* _Stated problem_: From the listing below, copy every line with the word "JSON".

[Data records]
--- START ---
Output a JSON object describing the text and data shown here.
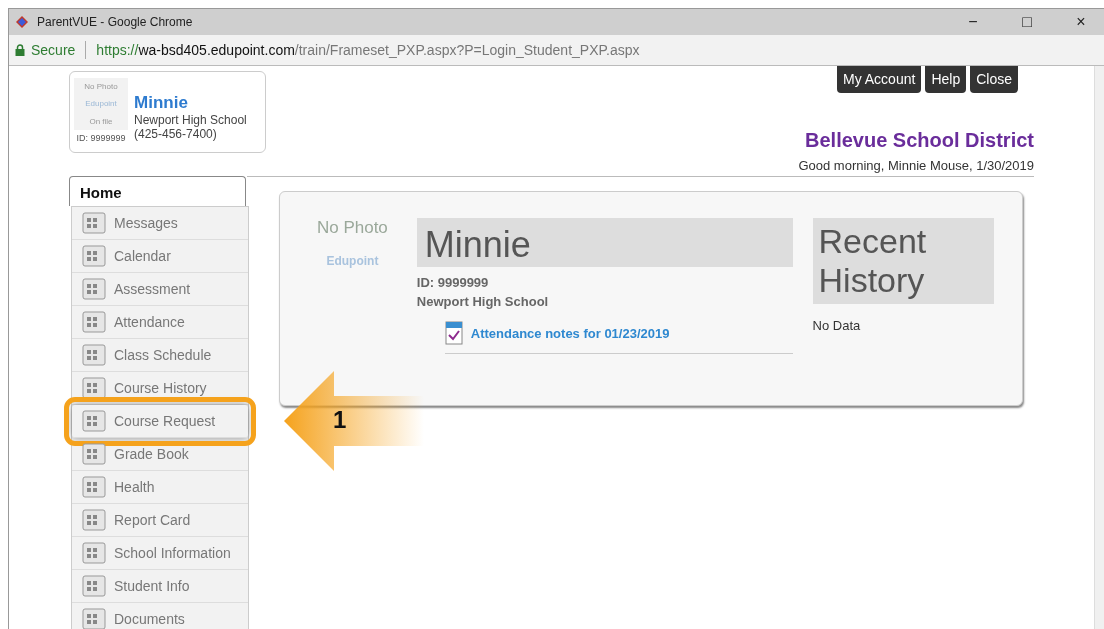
{
  "window": {
    "title": "ParentVUE - Google Chrome",
    "controls": [
      "−",
      "□",
      "×"
    ]
  },
  "address_bar": {
    "security": "Secure",
    "url_scheme": "https://",
    "url_host": "wa-bsd405.edupoint.com",
    "url_path": "/train/Frameset_PXP.aspx?P=Login_Student_PXP.aspx"
  },
  "student_card": {
    "photo_lines": [
      "No Photo",
      "Edupoint",
      "On file"
    ],
    "id": "ID: 9999999",
    "name": "Minnie",
    "school": "Newport High School",
    "phone": "(425-456-7400)"
  },
  "header_buttons": [
    "My Account",
    "Help",
    "Close"
  ],
  "district": "Bellevue School District",
  "greeting": "Good morning, Minnie Mouse, 1/30/2019",
  "home_tab": {
    "label": "Home",
    "selected": true
  },
  "sidebar": {
    "items": [
      {
        "label": "Messages",
        "highlighted": false
      },
      {
        "label": "Calendar",
        "highlighted": false
      },
      {
        "label": "Assessment",
        "highlighted": false
      },
      {
        "label": "Attendance",
        "highlighted": false
      },
      {
        "label": "Class Schedule",
        "highlighted": false
      },
      {
        "label": "Course History",
        "highlighted": false
      },
      {
        "label": "Course Request",
        "highlighted": true
      },
      {
        "label": "Grade Book",
        "highlighted": false
      },
      {
        "label": "Health",
        "highlighted": false
      },
      {
        "label": "Report Card",
        "highlighted": false
      },
      {
        "label": "School Information",
        "highlighted": false
      },
      {
        "label": "Student Info",
        "highlighted": false
      },
      {
        "label": "Documents",
        "highlighted": false
      }
    ]
  },
  "main_panel": {
    "photo_text": "No Photo",
    "photo_logo": "Edupoint",
    "name": "Minnie",
    "id": "ID: 9999999",
    "school": "Newport High School",
    "note_link": "Attendance notes for 01/23/2019",
    "history_title": "Recent History",
    "history_text": "No Data"
  },
  "callout": {
    "label": "1"
  }
}
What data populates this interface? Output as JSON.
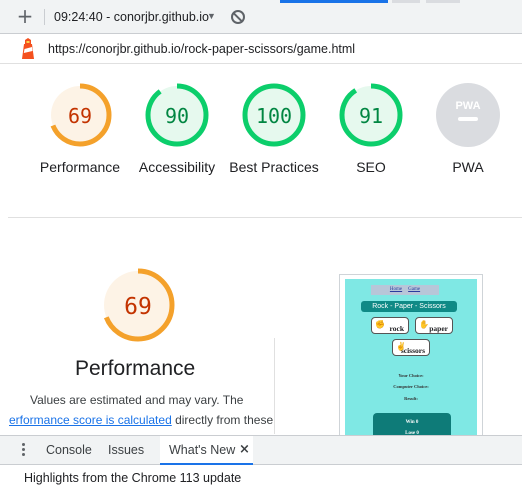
{
  "toolbar": {
    "add_icon": "plus-icon",
    "session_label": "09:24:40 - conorjbr.github.io",
    "dropdown_icon": "caret-down-icon",
    "clear_icon": "no-entry-icon"
  },
  "urlbar": {
    "logo_icon": "lighthouse-icon",
    "url": "https://conorjbr.github.io/rock-paper-scissors/game.html"
  },
  "scores": [
    {
      "label": "Performance",
      "value": "69",
      "fill": 0.69,
      "color": "#f4a12b",
      "track": "#fdf3e6",
      "text": "#c33300"
    },
    {
      "label": "Accessibility",
      "value": "90",
      "fill": 0.9,
      "color": "#0cce6b",
      "track": "#e6f9ee",
      "text": "#018642"
    },
    {
      "label": "Best Practices",
      "value": "100",
      "fill": 1.0,
      "color": "#0cce6b",
      "track": "#e6f9ee",
      "text": "#018642"
    },
    {
      "label": "SEO",
      "value": "91",
      "fill": 0.91,
      "color": "#0cce6b",
      "track": "#e6f9ee",
      "text": "#018642"
    },
    {
      "label": "PWA",
      "badge": "PWA",
      "color": "#dadce0"
    }
  ],
  "performance": {
    "score": "69",
    "fill": 0.69,
    "title": "Performance",
    "desc_line1": "Values are estimated and may vary. The",
    "link_text": "erformance score is calculated",
    "desc_tail": " directly from these"
  },
  "thumbnail": {
    "nav_home": "Home",
    "nav_game": "Game",
    "banner": "Rock - Paper - Scissors",
    "rock": "rock",
    "paper": "paper",
    "scissors": "scissors",
    "your_choice": "Your Choice:",
    "computer_choice": "Computer Choice:",
    "result": "Result:",
    "win": "Win 0",
    "lose": "Lose 0"
  },
  "drawer": {
    "menu_icon": "more-vertical-icon",
    "tabs": [
      "Console",
      "Issues",
      "What's New"
    ],
    "close_symbol": "×",
    "message": "Highlights from the Chrome 113 update"
  }
}
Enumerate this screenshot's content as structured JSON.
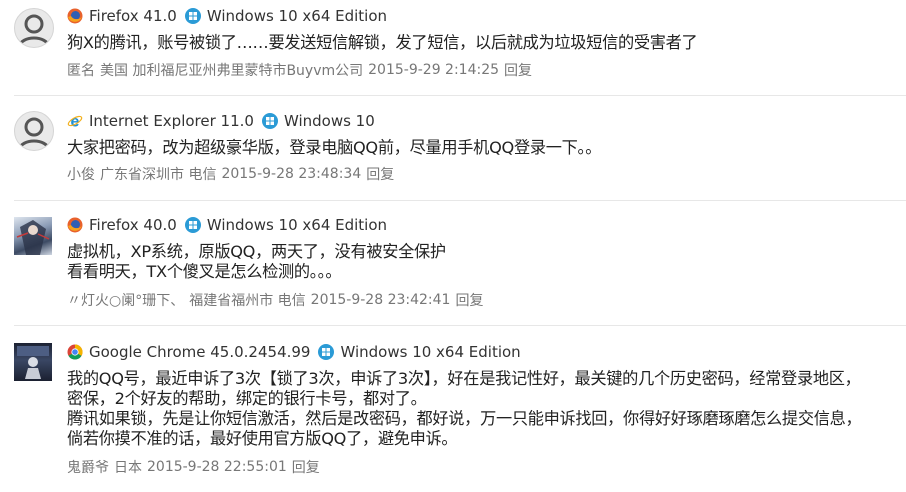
{
  "comments": [
    {
      "browser": "Firefox 41.0",
      "browser_icon": "firefox-icon",
      "os": "Windows 10 x64 Edition",
      "os_icon": "windows-icon",
      "lines": [
        "狗X的腾讯，账号被锁了……要发送短信解锁，发了短信，以后就成为垃圾短信的受害者了"
      ],
      "author": "匿名",
      "location": "美国 加利福尼亚州弗里蒙特市Buyvm公司",
      "time": "2015-9-29 2:14:25",
      "reply": "回复"
    },
    {
      "browser": "Internet Explorer 11.0",
      "browser_icon": "internet-explorer-icon",
      "os": "Windows 10",
      "os_icon": "windows-icon",
      "lines": [
        "大家把密码，改为超级豪华版，登录电脑QQ前，尽量用手机QQ登录一下。。"
      ],
      "author": "小俊",
      "location": "广东省深圳市 电信",
      "time": "2015-9-28 23:48:34",
      "reply": "回复"
    },
    {
      "browser": "Firefox 40.0",
      "browser_icon": "firefox-icon",
      "os": "Windows 10 x64 Edition",
      "os_icon": "windows-icon",
      "lines": [
        "虚拟机，XP系统，原版QQ，两天了，没有被安全保护",
        "看看明天，TX个傻叉是怎么检测的。。。"
      ],
      "author": "〃灯火○阑°珊下、",
      "location": "福建省福州市 电信",
      "time": "2015-9-28 23:42:41",
      "reply": "回复"
    },
    {
      "browser": "Google Chrome 45.0.2454.99",
      "browser_icon": "chrome-icon",
      "os": "Windows 10 x64 Edition",
      "os_icon": "windows-icon",
      "lines": [
        "我的QQ号，最近申诉了3次【锁了3次，申诉了3次】，好在是我记性好，最关键的几个历史密码，经常登录地区，",
        "密保，2个好友的帮助，绑定的银行卡号，都对了。",
        "腾讯如果锁，先是让你短信激活，然后是改密码，都好说，万一只能申诉找回，你得好好琢磨琢磨怎么提交信息，",
        "倘若你摸不准的话，最好使用官方版QQ了，避免申诉。"
      ],
      "author": "鬼爵爷",
      "location": "日本",
      "time": "2015-9-28 22:55:01",
      "reply": "回复"
    }
  ]
}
--- END ---
* _Written solution_:
Output a JSON object describing the text and data shown here.
What data populates this interface? Output as JSON.
Enumerate this screenshot's content as structured JSON.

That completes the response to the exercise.